Given problem: Would you transcribe the listing that follows, character for character, and omit its images?
○ ○ ○ ○
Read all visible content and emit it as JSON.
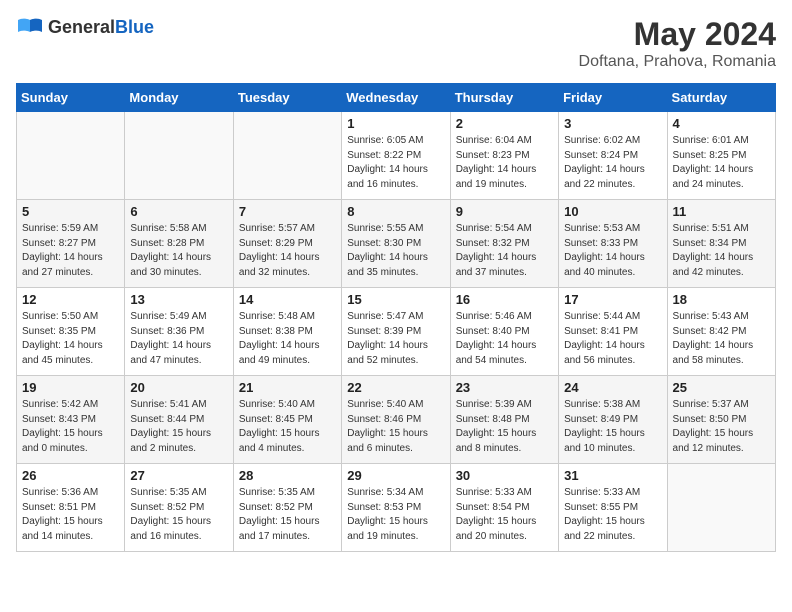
{
  "header": {
    "logo_general": "General",
    "logo_blue": "Blue",
    "month_year": "May 2024",
    "location": "Doftana, Prahova, Romania"
  },
  "days_of_week": [
    "Sunday",
    "Monday",
    "Tuesday",
    "Wednesday",
    "Thursday",
    "Friday",
    "Saturday"
  ],
  "weeks": [
    [
      {
        "day": "",
        "sunrise": "",
        "sunset": "",
        "daylight": "",
        "empty": true
      },
      {
        "day": "",
        "sunrise": "",
        "sunset": "",
        "daylight": "",
        "empty": true
      },
      {
        "day": "",
        "sunrise": "",
        "sunset": "",
        "daylight": "",
        "empty": true
      },
      {
        "day": "1",
        "sunrise": "Sunrise: 6:05 AM",
        "sunset": "Sunset: 8:22 PM",
        "daylight": "Daylight: 14 hours and 16 minutes."
      },
      {
        "day": "2",
        "sunrise": "Sunrise: 6:04 AM",
        "sunset": "Sunset: 8:23 PM",
        "daylight": "Daylight: 14 hours and 19 minutes."
      },
      {
        "day": "3",
        "sunrise": "Sunrise: 6:02 AM",
        "sunset": "Sunset: 8:24 PM",
        "daylight": "Daylight: 14 hours and 22 minutes."
      },
      {
        "day": "4",
        "sunrise": "Sunrise: 6:01 AM",
        "sunset": "Sunset: 8:25 PM",
        "daylight": "Daylight: 14 hours and 24 minutes."
      }
    ],
    [
      {
        "day": "5",
        "sunrise": "Sunrise: 5:59 AM",
        "sunset": "Sunset: 8:27 PM",
        "daylight": "Daylight: 14 hours and 27 minutes."
      },
      {
        "day": "6",
        "sunrise": "Sunrise: 5:58 AM",
        "sunset": "Sunset: 8:28 PM",
        "daylight": "Daylight: 14 hours and 30 minutes."
      },
      {
        "day": "7",
        "sunrise": "Sunrise: 5:57 AM",
        "sunset": "Sunset: 8:29 PM",
        "daylight": "Daylight: 14 hours and 32 minutes."
      },
      {
        "day": "8",
        "sunrise": "Sunrise: 5:55 AM",
        "sunset": "Sunset: 8:30 PM",
        "daylight": "Daylight: 14 hours and 35 minutes."
      },
      {
        "day": "9",
        "sunrise": "Sunrise: 5:54 AM",
        "sunset": "Sunset: 8:32 PM",
        "daylight": "Daylight: 14 hours and 37 minutes."
      },
      {
        "day": "10",
        "sunrise": "Sunrise: 5:53 AM",
        "sunset": "Sunset: 8:33 PM",
        "daylight": "Daylight: 14 hours and 40 minutes."
      },
      {
        "day": "11",
        "sunrise": "Sunrise: 5:51 AM",
        "sunset": "Sunset: 8:34 PM",
        "daylight": "Daylight: 14 hours and 42 minutes."
      }
    ],
    [
      {
        "day": "12",
        "sunrise": "Sunrise: 5:50 AM",
        "sunset": "Sunset: 8:35 PM",
        "daylight": "Daylight: 14 hours and 45 minutes."
      },
      {
        "day": "13",
        "sunrise": "Sunrise: 5:49 AM",
        "sunset": "Sunset: 8:36 PM",
        "daylight": "Daylight: 14 hours and 47 minutes."
      },
      {
        "day": "14",
        "sunrise": "Sunrise: 5:48 AM",
        "sunset": "Sunset: 8:38 PM",
        "daylight": "Daylight: 14 hours and 49 minutes."
      },
      {
        "day": "15",
        "sunrise": "Sunrise: 5:47 AM",
        "sunset": "Sunset: 8:39 PM",
        "daylight": "Daylight: 14 hours and 52 minutes."
      },
      {
        "day": "16",
        "sunrise": "Sunrise: 5:46 AM",
        "sunset": "Sunset: 8:40 PM",
        "daylight": "Daylight: 14 hours and 54 minutes."
      },
      {
        "day": "17",
        "sunrise": "Sunrise: 5:44 AM",
        "sunset": "Sunset: 8:41 PM",
        "daylight": "Daylight: 14 hours and 56 minutes."
      },
      {
        "day": "18",
        "sunrise": "Sunrise: 5:43 AM",
        "sunset": "Sunset: 8:42 PM",
        "daylight": "Daylight: 14 hours and 58 minutes."
      }
    ],
    [
      {
        "day": "19",
        "sunrise": "Sunrise: 5:42 AM",
        "sunset": "Sunset: 8:43 PM",
        "daylight": "Daylight: 15 hours and 0 minutes."
      },
      {
        "day": "20",
        "sunrise": "Sunrise: 5:41 AM",
        "sunset": "Sunset: 8:44 PM",
        "daylight": "Daylight: 15 hours and 2 minutes."
      },
      {
        "day": "21",
        "sunrise": "Sunrise: 5:40 AM",
        "sunset": "Sunset: 8:45 PM",
        "daylight": "Daylight: 15 hours and 4 minutes."
      },
      {
        "day": "22",
        "sunrise": "Sunrise: 5:40 AM",
        "sunset": "Sunset: 8:46 PM",
        "daylight": "Daylight: 15 hours and 6 minutes."
      },
      {
        "day": "23",
        "sunrise": "Sunrise: 5:39 AM",
        "sunset": "Sunset: 8:48 PM",
        "daylight": "Daylight: 15 hours and 8 minutes."
      },
      {
        "day": "24",
        "sunrise": "Sunrise: 5:38 AM",
        "sunset": "Sunset: 8:49 PM",
        "daylight": "Daylight: 15 hours and 10 minutes."
      },
      {
        "day": "25",
        "sunrise": "Sunrise: 5:37 AM",
        "sunset": "Sunset: 8:50 PM",
        "daylight": "Daylight: 15 hours and 12 minutes."
      }
    ],
    [
      {
        "day": "26",
        "sunrise": "Sunrise: 5:36 AM",
        "sunset": "Sunset: 8:51 PM",
        "daylight": "Daylight: 15 hours and 14 minutes."
      },
      {
        "day": "27",
        "sunrise": "Sunrise: 5:35 AM",
        "sunset": "Sunset: 8:52 PM",
        "daylight": "Daylight: 15 hours and 16 minutes."
      },
      {
        "day": "28",
        "sunrise": "Sunrise: 5:35 AM",
        "sunset": "Sunset: 8:52 PM",
        "daylight": "Daylight: 15 hours and 17 minutes."
      },
      {
        "day": "29",
        "sunrise": "Sunrise: 5:34 AM",
        "sunset": "Sunset: 8:53 PM",
        "daylight": "Daylight: 15 hours and 19 minutes."
      },
      {
        "day": "30",
        "sunrise": "Sunrise: 5:33 AM",
        "sunset": "Sunset: 8:54 PM",
        "daylight": "Daylight: 15 hours and 20 minutes."
      },
      {
        "day": "31",
        "sunrise": "Sunrise: 5:33 AM",
        "sunset": "Sunset: 8:55 PM",
        "daylight": "Daylight: 15 hours and 22 minutes."
      },
      {
        "day": "",
        "sunrise": "",
        "sunset": "",
        "daylight": "",
        "empty": true
      }
    ]
  ]
}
○ ○ ○ ○
Worked solution:
Read all visible content and emit it as JSON.
{
  "header": {
    "logo_general": "General",
    "logo_blue": "Blue",
    "month_year": "May 2024",
    "location": "Doftana, Prahova, Romania"
  },
  "days_of_week": [
    "Sunday",
    "Monday",
    "Tuesday",
    "Wednesday",
    "Thursday",
    "Friday",
    "Saturday"
  ],
  "weeks": [
    [
      {
        "day": "",
        "sunrise": "",
        "sunset": "",
        "daylight": "",
        "empty": true
      },
      {
        "day": "",
        "sunrise": "",
        "sunset": "",
        "daylight": "",
        "empty": true
      },
      {
        "day": "",
        "sunrise": "",
        "sunset": "",
        "daylight": "",
        "empty": true
      },
      {
        "day": "1",
        "sunrise": "Sunrise: 6:05 AM",
        "sunset": "Sunset: 8:22 PM",
        "daylight": "Daylight: 14 hours and 16 minutes."
      },
      {
        "day": "2",
        "sunrise": "Sunrise: 6:04 AM",
        "sunset": "Sunset: 8:23 PM",
        "daylight": "Daylight: 14 hours and 19 minutes."
      },
      {
        "day": "3",
        "sunrise": "Sunrise: 6:02 AM",
        "sunset": "Sunset: 8:24 PM",
        "daylight": "Daylight: 14 hours and 22 minutes."
      },
      {
        "day": "4",
        "sunrise": "Sunrise: 6:01 AM",
        "sunset": "Sunset: 8:25 PM",
        "daylight": "Daylight: 14 hours and 24 minutes."
      }
    ],
    [
      {
        "day": "5",
        "sunrise": "Sunrise: 5:59 AM",
        "sunset": "Sunset: 8:27 PM",
        "daylight": "Daylight: 14 hours and 27 minutes."
      },
      {
        "day": "6",
        "sunrise": "Sunrise: 5:58 AM",
        "sunset": "Sunset: 8:28 PM",
        "daylight": "Daylight: 14 hours and 30 minutes."
      },
      {
        "day": "7",
        "sunrise": "Sunrise: 5:57 AM",
        "sunset": "Sunset: 8:29 PM",
        "daylight": "Daylight: 14 hours and 32 minutes."
      },
      {
        "day": "8",
        "sunrise": "Sunrise: 5:55 AM",
        "sunset": "Sunset: 8:30 PM",
        "daylight": "Daylight: 14 hours and 35 minutes."
      },
      {
        "day": "9",
        "sunrise": "Sunrise: 5:54 AM",
        "sunset": "Sunset: 8:32 PM",
        "daylight": "Daylight: 14 hours and 37 minutes."
      },
      {
        "day": "10",
        "sunrise": "Sunrise: 5:53 AM",
        "sunset": "Sunset: 8:33 PM",
        "daylight": "Daylight: 14 hours and 40 minutes."
      },
      {
        "day": "11",
        "sunrise": "Sunrise: 5:51 AM",
        "sunset": "Sunset: 8:34 PM",
        "daylight": "Daylight: 14 hours and 42 minutes."
      }
    ],
    [
      {
        "day": "12",
        "sunrise": "Sunrise: 5:50 AM",
        "sunset": "Sunset: 8:35 PM",
        "daylight": "Daylight: 14 hours and 45 minutes."
      },
      {
        "day": "13",
        "sunrise": "Sunrise: 5:49 AM",
        "sunset": "Sunset: 8:36 PM",
        "daylight": "Daylight: 14 hours and 47 minutes."
      },
      {
        "day": "14",
        "sunrise": "Sunrise: 5:48 AM",
        "sunset": "Sunset: 8:38 PM",
        "daylight": "Daylight: 14 hours and 49 minutes."
      },
      {
        "day": "15",
        "sunrise": "Sunrise: 5:47 AM",
        "sunset": "Sunset: 8:39 PM",
        "daylight": "Daylight: 14 hours and 52 minutes."
      },
      {
        "day": "16",
        "sunrise": "Sunrise: 5:46 AM",
        "sunset": "Sunset: 8:40 PM",
        "daylight": "Daylight: 14 hours and 54 minutes."
      },
      {
        "day": "17",
        "sunrise": "Sunrise: 5:44 AM",
        "sunset": "Sunset: 8:41 PM",
        "daylight": "Daylight: 14 hours and 56 minutes."
      },
      {
        "day": "18",
        "sunrise": "Sunrise: 5:43 AM",
        "sunset": "Sunset: 8:42 PM",
        "daylight": "Daylight: 14 hours and 58 minutes."
      }
    ],
    [
      {
        "day": "19",
        "sunrise": "Sunrise: 5:42 AM",
        "sunset": "Sunset: 8:43 PM",
        "daylight": "Daylight: 15 hours and 0 minutes."
      },
      {
        "day": "20",
        "sunrise": "Sunrise: 5:41 AM",
        "sunset": "Sunset: 8:44 PM",
        "daylight": "Daylight: 15 hours and 2 minutes."
      },
      {
        "day": "21",
        "sunrise": "Sunrise: 5:40 AM",
        "sunset": "Sunset: 8:45 PM",
        "daylight": "Daylight: 15 hours and 4 minutes."
      },
      {
        "day": "22",
        "sunrise": "Sunrise: 5:40 AM",
        "sunset": "Sunset: 8:46 PM",
        "daylight": "Daylight: 15 hours and 6 minutes."
      },
      {
        "day": "23",
        "sunrise": "Sunrise: 5:39 AM",
        "sunset": "Sunset: 8:48 PM",
        "daylight": "Daylight: 15 hours and 8 minutes."
      },
      {
        "day": "24",
        "sunrise": "Sunrise: 5:38 AM",
        "sunset": "Sunset: 8:49 PM",
        "daylight": "Daylight: 15 hours and 10 minutes."
      },
      {
        "day": "25",
        "sunrise": "Sunrise: 5:37 AM",
        "sunset": "Sunset: 8:50 PM",
        "daylight": "Daylight: 15 hours and 12 minutes."
      }
    ],
    [
      {
        "day": "26",
        "sunrise": "Sunrise: 5:36 AM",
        "sunset": "Sunset: 8:51 PM",
        "daylight": "Daylight: 15 hours and 14 minutes."
      },
      {
        "day": "27",
        "sunrise": "Sunrise: 5:35 AM",
        "sunset": "Sunset: 8:52 PM",
        "daylight": "Daylight: 15 hours and 16 minutes."
      },
      {
        "day": "28",
        "sunrise": "Sunrise: 5:35 AM",
        "sunset": "Sunset: 8:52 PM",
        "daylight": "Daylight: 15 hours and 17 minutes."
      },
      {
        "day": "29",
        "sunrise": "Sunrise: 5:34 AM",
        "sunset": "Sunset: 8:53 PM",
        "daylight": "Daylight: 15 hours and 19 minutes."
      },
      {
        "day": "30",
        "sunrise": "Sunrise: 5:33 AM",
        "sunset": "Sunset: 8:54 PM",
        "daylight": "Daylight: 15 hours and 20 minutes."
      },
      {
        "day": "31",
        "sunrise": "Sunrise: 5:33 AM",
        "sunset": "Sunset: 8:55 PM",
        "daylight": "Daylight: 15 hours and 22 minutes."
      },
      {
        "day": "",
        "sunrise": "",
        "sunset": "",
        "daylight": "",
        "empty": true
      }
    ]
  ]
}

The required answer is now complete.